§ Exercise task
Retype each line of the material exactly, please, skipping any picture in it.

::: Supplied material :::

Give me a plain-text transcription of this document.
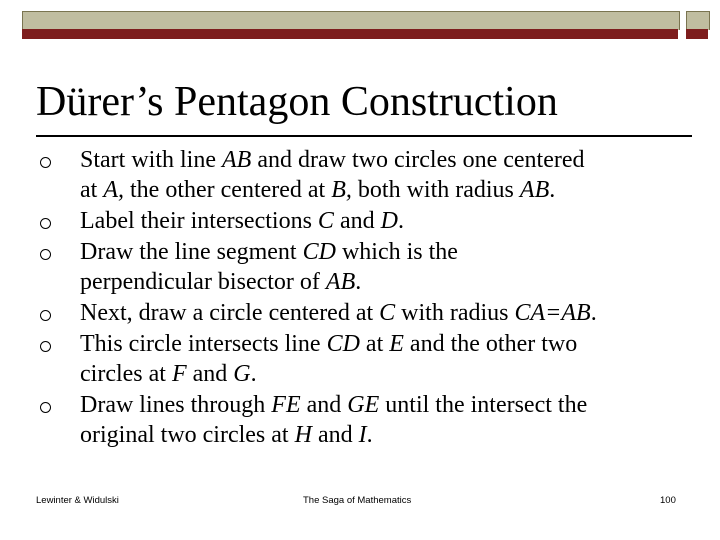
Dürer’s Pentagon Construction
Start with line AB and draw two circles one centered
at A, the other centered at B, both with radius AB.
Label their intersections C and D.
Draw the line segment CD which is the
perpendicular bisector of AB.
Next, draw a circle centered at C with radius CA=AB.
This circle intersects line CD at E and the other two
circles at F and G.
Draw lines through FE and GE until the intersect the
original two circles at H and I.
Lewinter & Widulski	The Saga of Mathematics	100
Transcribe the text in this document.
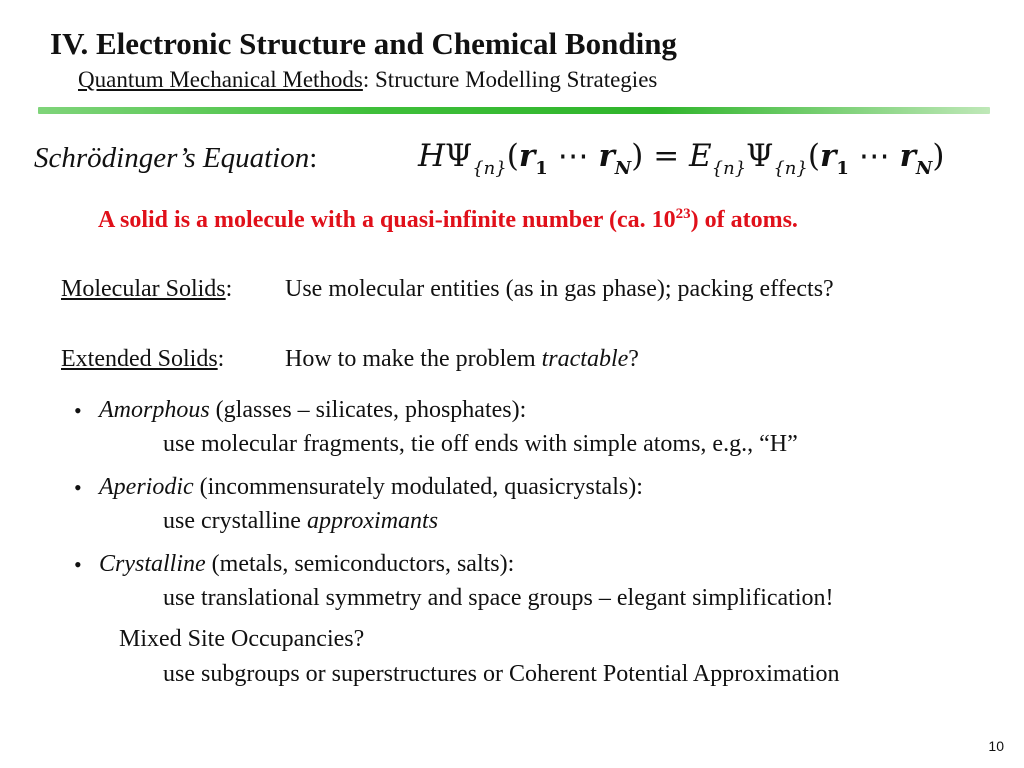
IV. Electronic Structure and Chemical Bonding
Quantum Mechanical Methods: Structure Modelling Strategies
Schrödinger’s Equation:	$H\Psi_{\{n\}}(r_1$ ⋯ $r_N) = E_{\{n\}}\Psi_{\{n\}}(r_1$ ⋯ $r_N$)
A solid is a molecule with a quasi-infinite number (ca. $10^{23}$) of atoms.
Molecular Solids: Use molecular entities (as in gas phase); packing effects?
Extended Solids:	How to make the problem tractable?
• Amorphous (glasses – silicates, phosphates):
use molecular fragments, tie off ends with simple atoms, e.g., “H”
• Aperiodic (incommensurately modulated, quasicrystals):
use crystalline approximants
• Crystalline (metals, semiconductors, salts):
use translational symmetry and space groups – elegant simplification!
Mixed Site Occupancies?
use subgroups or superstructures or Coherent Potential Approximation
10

:::

§ Answer for the task
Give me a plain-text transcription of this document.
Dürer’s Pentagon Construction
Start with line AB and draw two circles one centered
at A, the other centered at B, both with radius AB.
Label their intersections C and D.
Draw the line segment CD which is the
perpendicular bisector of AB.
Next, draw a circle centered at C with radius CA=AB.
This circle intersects line CD at E and the other two
circles at F and G.
Draw lines through FE and GE until the intersect the
original two circles at H and I.
Lewinter & Widulski	The Saga of Mathematics	100
Transcribe the text in this document.
IV. Electronic Structure and Chemical Bonding
Quantum Mechanical Methods: Structure Modelling Strategies
Schrödinger’s Equation:	$H\Psi_{\{n\}}(r_1$ ⋯ $r_N) = E_{\{n\}}\Psi_{\{n\}}(r_1$ ⋯ $r_N$)
A solid is a molecule with a quasi-infinite number (ca. $10^{23}$) of atoms.
Molecular Solids: Use molecular entities (as in gas phase); packing effects?
Extended Solids:	How to make the problem tractable?
• Amorphous (glasses – silicates, phosphates):
use molecular fragments, tie off ends with simple atoms, e.g., “H”
• Aperiodic (incommensurately modulated, quasicrystals):
use crystalline approximants
• Crystalline (metals, semiconductors, salts):
use translational symmetry and space groups – elegant simplification!
Mixed Site Occupancies?
use subgroups or superstructures or Coherent Potential Approximation
10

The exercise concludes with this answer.